[EXTRAIT DU TEXTE]
□ □ □ □ □
L’entreprise a alors décidé de travailler avec un partenaire spécialisé dans l’ergonomie (Moten Technologies), en montant une expérimentation menée par un comité de pilotage regroupant différents acteurs du chantier : compagnons, chefs de chantier, direction et Eiffage Matériel.
Avantages du dispositif, selon Marie-Anne Grangeret, ergonome et directrice d’opération chez Moten : les retours rapides et directs du terrain grâce aux échanges avec les acteurs concernés, allant du chef d’équipe aux compagnons.
Cinq compagnons observés sur les chantiers gros œuvre d’Eiffage Construction
Concrètement, cinq compagnons issus de trois métiers représentatifs du gros œuvre chez Eiffage – maçon finisseur, bancheur et coffreur – ont été observés sur six chantiers. Ils ont été équipés chacun de six capteurs placés aux épaules, au bas du dos et aux cuisses, à raison de deux capteurs par zone étudiée. « Ce sont les zones les plus sollicitées lors des travaux », complète Marie-Anne Grangeret.
Le dispositif analyse les efforts musculaires et la fréquence cardiaque des compagnons (grâce à une montre dont ils sont équipés) afin d’aider à l’identification des situations les plus contraignantes.
Exemples de résultats de l’expérience : sur les 41 opérations réalisées par les deux bancheurs, 15 d’entre elles ont été identifiées comme générant le plus d’efforts. Et sur ces 15 opérations, 6 ont été jugées « évitables », selon le retour des compagnons. Éliminer ces tâches pourrait ainsi réduire l’exposition à des situations sollicitantes, et par conséquent libérer du temps pour en effectuer d’autres.
Six opérations « très contraignantes » évitables sur les chantiers
L’analyse de ces six opérations, considérées comme évitables par les compagnons, révèle qu’elles concernent soit du ramassage d’outil au sol (ex : un marteau piqueur) soit une opération de manutention pour transporter l’outil d’un point A à un point B. Alors qu’il s’agit de tâches simples, ces opérations génèrent de fortes contraintes au niveau du dos.
□ □ □ □ □
(Enregistrements issus d'une collection)
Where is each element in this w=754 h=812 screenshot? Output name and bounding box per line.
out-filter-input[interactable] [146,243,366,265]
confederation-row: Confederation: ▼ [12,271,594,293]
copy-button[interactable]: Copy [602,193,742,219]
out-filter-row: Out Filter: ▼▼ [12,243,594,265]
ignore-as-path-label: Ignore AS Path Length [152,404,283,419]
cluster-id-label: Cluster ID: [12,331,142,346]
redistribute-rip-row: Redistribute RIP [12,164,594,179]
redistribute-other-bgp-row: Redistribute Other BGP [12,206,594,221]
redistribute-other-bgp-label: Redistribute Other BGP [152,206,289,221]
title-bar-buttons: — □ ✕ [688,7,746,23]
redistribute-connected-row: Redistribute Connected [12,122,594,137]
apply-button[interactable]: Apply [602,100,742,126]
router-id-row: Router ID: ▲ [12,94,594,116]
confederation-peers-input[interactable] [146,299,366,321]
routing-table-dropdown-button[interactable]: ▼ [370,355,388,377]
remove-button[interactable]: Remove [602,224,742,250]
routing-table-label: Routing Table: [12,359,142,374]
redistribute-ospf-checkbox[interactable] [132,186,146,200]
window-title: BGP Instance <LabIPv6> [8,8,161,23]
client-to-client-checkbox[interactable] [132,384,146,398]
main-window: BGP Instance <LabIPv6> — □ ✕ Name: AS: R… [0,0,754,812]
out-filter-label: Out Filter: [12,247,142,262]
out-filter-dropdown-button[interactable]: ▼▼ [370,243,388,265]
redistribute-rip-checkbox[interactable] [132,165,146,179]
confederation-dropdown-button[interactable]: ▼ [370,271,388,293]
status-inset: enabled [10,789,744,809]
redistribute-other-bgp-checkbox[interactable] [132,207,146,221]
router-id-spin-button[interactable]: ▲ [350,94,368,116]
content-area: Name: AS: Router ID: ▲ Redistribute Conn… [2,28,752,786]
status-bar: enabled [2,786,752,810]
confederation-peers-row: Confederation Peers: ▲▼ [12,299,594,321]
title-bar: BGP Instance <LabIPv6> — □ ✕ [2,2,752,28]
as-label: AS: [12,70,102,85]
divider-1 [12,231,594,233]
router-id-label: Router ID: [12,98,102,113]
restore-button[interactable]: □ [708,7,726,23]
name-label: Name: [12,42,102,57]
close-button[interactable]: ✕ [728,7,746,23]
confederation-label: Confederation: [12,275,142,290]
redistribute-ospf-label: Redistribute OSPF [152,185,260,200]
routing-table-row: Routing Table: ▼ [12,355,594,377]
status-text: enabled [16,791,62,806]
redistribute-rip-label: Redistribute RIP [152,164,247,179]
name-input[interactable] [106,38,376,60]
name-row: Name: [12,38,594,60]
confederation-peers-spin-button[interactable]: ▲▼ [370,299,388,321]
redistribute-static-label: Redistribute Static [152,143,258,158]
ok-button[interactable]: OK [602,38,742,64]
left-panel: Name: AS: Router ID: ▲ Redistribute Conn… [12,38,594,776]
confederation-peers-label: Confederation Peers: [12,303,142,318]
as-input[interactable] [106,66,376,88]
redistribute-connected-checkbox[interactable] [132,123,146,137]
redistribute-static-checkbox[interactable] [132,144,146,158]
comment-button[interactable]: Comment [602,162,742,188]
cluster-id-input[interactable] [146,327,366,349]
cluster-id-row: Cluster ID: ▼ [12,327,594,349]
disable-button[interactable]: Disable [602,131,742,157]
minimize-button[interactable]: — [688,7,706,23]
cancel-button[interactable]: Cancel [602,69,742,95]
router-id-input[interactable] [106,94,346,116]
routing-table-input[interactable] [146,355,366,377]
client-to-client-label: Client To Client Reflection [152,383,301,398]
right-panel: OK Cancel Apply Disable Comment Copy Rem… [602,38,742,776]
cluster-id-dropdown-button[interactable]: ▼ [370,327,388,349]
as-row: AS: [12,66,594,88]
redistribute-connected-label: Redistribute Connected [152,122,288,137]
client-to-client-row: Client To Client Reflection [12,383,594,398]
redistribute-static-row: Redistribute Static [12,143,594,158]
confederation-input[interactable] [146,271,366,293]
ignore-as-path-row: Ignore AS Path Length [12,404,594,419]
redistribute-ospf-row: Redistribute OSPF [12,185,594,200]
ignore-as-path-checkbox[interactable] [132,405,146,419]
□ □ □ □ □
[LES TÂCHES]
a. D'après l'extrait sur l'expérimentation ergonomique d'Eiffage, combien de capteurs chaque compagnon observé portait-il ?
b. Dans l'extrait sur l'expérimentation ergonomique d'Eiffage, relevez tel quel le passage qui commence par « Le dispositif analyse » et se poursuit jusqu'à « les plus contraignantes. ».
c. Selon l'extrait sur l'expérimentation ergonomique d'Eiffage, quels acteurs du chantier le comité de pilotage regroupe-t-il ? Donnez-les tous.

[RÉPONSES PAR TÂCHE]
a. Six capteurs chacun.

b.
Le dispositif analyse les efforts musculaires et la fréquence cardiaque des compagnons (grâce à une montre dont ils sont équipés) afin d’aider à l’identification des situations les plus contraignantes.

c. compagnons, chefs de chantier, direction, Eiffage Matériel